___ Task inputs

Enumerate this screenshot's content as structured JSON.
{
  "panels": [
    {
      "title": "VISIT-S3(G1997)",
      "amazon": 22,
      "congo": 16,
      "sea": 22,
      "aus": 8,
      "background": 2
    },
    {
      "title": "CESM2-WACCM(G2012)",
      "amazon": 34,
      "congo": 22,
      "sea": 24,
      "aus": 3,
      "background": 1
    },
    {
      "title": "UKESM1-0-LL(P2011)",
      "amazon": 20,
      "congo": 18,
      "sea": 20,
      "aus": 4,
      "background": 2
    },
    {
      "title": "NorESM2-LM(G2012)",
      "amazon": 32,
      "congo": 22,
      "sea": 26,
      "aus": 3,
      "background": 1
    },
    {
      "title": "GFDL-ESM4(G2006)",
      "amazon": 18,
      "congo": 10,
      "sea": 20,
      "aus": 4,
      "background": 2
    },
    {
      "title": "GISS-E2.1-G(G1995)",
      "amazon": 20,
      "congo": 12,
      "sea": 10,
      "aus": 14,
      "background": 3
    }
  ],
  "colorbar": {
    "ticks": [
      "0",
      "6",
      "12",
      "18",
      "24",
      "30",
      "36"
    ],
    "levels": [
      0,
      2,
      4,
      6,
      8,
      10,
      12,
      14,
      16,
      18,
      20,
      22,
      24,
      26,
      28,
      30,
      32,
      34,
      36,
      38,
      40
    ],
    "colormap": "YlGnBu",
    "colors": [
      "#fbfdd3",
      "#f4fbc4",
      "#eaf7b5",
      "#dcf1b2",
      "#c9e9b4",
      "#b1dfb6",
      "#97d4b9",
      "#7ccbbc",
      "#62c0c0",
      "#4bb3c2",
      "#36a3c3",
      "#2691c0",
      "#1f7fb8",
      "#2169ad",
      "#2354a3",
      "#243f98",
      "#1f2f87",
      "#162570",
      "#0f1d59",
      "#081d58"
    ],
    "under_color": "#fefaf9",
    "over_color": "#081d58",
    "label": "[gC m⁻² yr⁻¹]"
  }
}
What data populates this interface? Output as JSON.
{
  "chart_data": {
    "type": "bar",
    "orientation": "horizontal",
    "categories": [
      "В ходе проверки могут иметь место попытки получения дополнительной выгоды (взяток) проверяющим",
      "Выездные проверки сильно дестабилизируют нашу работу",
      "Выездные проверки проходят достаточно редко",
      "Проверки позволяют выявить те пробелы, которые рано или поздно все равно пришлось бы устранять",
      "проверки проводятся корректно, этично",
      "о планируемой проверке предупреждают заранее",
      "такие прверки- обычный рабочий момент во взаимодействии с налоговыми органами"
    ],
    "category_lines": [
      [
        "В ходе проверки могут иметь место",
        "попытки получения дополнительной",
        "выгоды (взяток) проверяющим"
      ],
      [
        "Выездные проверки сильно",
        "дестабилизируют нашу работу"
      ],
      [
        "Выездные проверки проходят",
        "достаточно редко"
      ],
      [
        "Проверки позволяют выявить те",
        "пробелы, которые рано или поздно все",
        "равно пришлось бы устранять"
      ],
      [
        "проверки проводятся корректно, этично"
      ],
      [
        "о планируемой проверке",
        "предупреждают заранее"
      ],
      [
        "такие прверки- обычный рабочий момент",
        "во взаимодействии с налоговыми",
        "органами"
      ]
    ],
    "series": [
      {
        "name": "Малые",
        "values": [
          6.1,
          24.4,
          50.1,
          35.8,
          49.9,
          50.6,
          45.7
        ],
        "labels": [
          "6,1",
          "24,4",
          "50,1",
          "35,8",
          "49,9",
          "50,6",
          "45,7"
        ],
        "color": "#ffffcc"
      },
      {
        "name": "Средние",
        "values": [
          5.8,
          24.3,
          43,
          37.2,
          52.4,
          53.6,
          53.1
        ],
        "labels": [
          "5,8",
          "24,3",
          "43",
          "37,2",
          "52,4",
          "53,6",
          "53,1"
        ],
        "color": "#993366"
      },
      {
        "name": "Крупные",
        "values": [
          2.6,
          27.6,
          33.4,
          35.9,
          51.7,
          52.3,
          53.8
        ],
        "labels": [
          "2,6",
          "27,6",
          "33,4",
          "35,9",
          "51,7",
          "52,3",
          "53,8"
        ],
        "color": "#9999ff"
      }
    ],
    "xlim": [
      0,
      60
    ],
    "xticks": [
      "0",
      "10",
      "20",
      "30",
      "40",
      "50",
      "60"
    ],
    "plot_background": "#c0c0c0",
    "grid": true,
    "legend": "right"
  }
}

______

* **Exercise objective**
All of the data needs to be reproduced exactly, with no line missing.

* **Output for this exercise**
Enumerate this screenshot's content as structured JSON.
{
  "panels": [
    {
      "title": "VISIT-S3(G1997)",
      "amazon": 22,
      "congo": 16,
      "sea": 22,
      "aus": 8,
      "background": 2
    },
    {
      "title": "CESM2-WACCM(G2012)",
      "amazon": 34,
      "congo": 22,
      "sea": 24,
      "aus": 3,
      "background": 1
    },
    {
      "title": "UKESM1-0-LL(P2011)",
      "amazon": 20,
      "congo": 18,
      "sea": 20,
      "aus": 4,
      "background": 2
    },
    {
      "title": "NorESM2-LM(G2012)",
      "amazon": 32,
      "congo": 22,
      "sea": 26,
      "aus": 3,
      "background": 1
    },
    {
      "title": "GFDL-ESM4(G2006)",
      "amazon": 18,
      "congo": 10,
      "sea": 20,
      "aus": 4,
      "background": 2
    },
    {
      "title": "GISS-E2.1-G(G1995)",
      "amazon": 20,
      "congo": 12,
      "sea": 10,
      "aus": 14,
      "background": 3
    }
  ],
  "colorbar": {
    "ticks": [
      "0",
      "6",
      "12",
      "18",
      "24",
      "30",
      "36"
    ],
    "levels": [
      0,
      2,
      4,
      6,
      8,
      10,
      12,
      14,
      16,
      18,
      20,
      22,
      24,
      26,
      28,
      30,
      32,
      34,
      36,
      38,
      40
    ],
    "colormap": "YlGnBu",
    "colors": [
      "#fbfdd3",
      "#f4fbc4",
      "#eaf7b5",
      "#dcf1b2",
      "#c9e9b4",
      "#b1dfb6",
      "#97d4b9",
      "#7ccbbc",
      "#62c0c0",
      "#4bb3c2",
      "#36a3c3",
      "#2691c0",
      "#1f7fb8",
      "#2169ad",
      "#2354a3",
      "#243f98",
      "#1f2f87",
      "#162570",
      "#0f1d59",
      "#081d58"
    ],
    "under_color": "#fefaf9",
    "over_color": "#081d58",
    "label": "[gC m⁻² yr⁻¹]"
  }
}
What data populates this interface? Output as JSON.
{
  "chart_data": {
    "type": "bar",
    "orientation": "horizontal",
    "categories": [
      "В ходе проверки могут иметь место попытки получения дополнительной выгоды (взяток) проверяющим",
      "Выездные проверки сильно дестабилизируют нашу работу",
      "Выездные проверки проходят достаточно редко",
      "Проверки позволяют выявить те пробелы, которые рано или поздно все равно пришлось бы устранять",
      "проверки проводятся корректно, этично",
      "о планируемой проверке предупреждают заранее",
      "такие прверки- обычный рабочий момент во взаимодействии с налоговыми органами"
    ],
    "category_lines": [
      [
        "В ходе проверки могут иметь место",
        "попытки получения дополнительной",
        "выгоды (взяток) проверяющим"
      ],
      [
        "Выездные проверки сильно",
        "дестабилизируют нашу работу"
      ],
      [
        "Выездные проверки проходят",
        "достаточно редко"
      ],
      [
        "Проверки позволяют выявить те",
        "пробелы, которые рано или поздно все",
        "равно пришлось бы устранять"
      ],
      [
        "проверки проводятся корректно, этично"
      ],
      [
        "о планируемой проверке",
        "предупреждают заранее"
      ],
      [
        "такие прверки- обычный рабочий момент",
        "во взаимодействии с налоговыми",
        "органами"
      ]
    ],
    "series": [
      {
        "name": "Малые",
        "values": [
          6.1,
          24.4,
          50.1,
          35.8,
          49.9,
          50.6,
          45.7
        ],
        "labels": [
          "6,1",
          "24,4",
          "50,1",
          "35,8",
          "49,9",
          "50,6",
          "45,7"
        ],
        "color": "#ffffcc"
      },
      {
        "name": "Средние",
        "values": [
          5.8,
          24.3,
          43,
          37.2,
          52.4,
          53.6,
          53.1
        ],
        "labels": [
          "5,8",
          "24,3",
          "43",
          "37,2",
          "52,4",
          "53,6",
          "53,1"
        ],
        "color": "#993366"
      },
      {
        "name": "Крупные",
        "values": [
          2.6,
          27.6,
          33.4,
          35.9,
          51.7,
          52.3,
          53.8
        ],
        "labels": [
          "2,6",
          "27,6",
          "33,4",
          "35,9",
          "51,7",
          "52,3",
          "53,8"
        ],
        "color": "#9999ff"
      }
    ],
    "xlim": [
      0,
      60
    ],
    "xticks": [
      "0",
      "10",
      "20",
      "30",
      "40",
      "50",
      "60"
    ],
    "plot_background": "#c0c0c0",
    "grid": true,
    "legend": "right"
  }
}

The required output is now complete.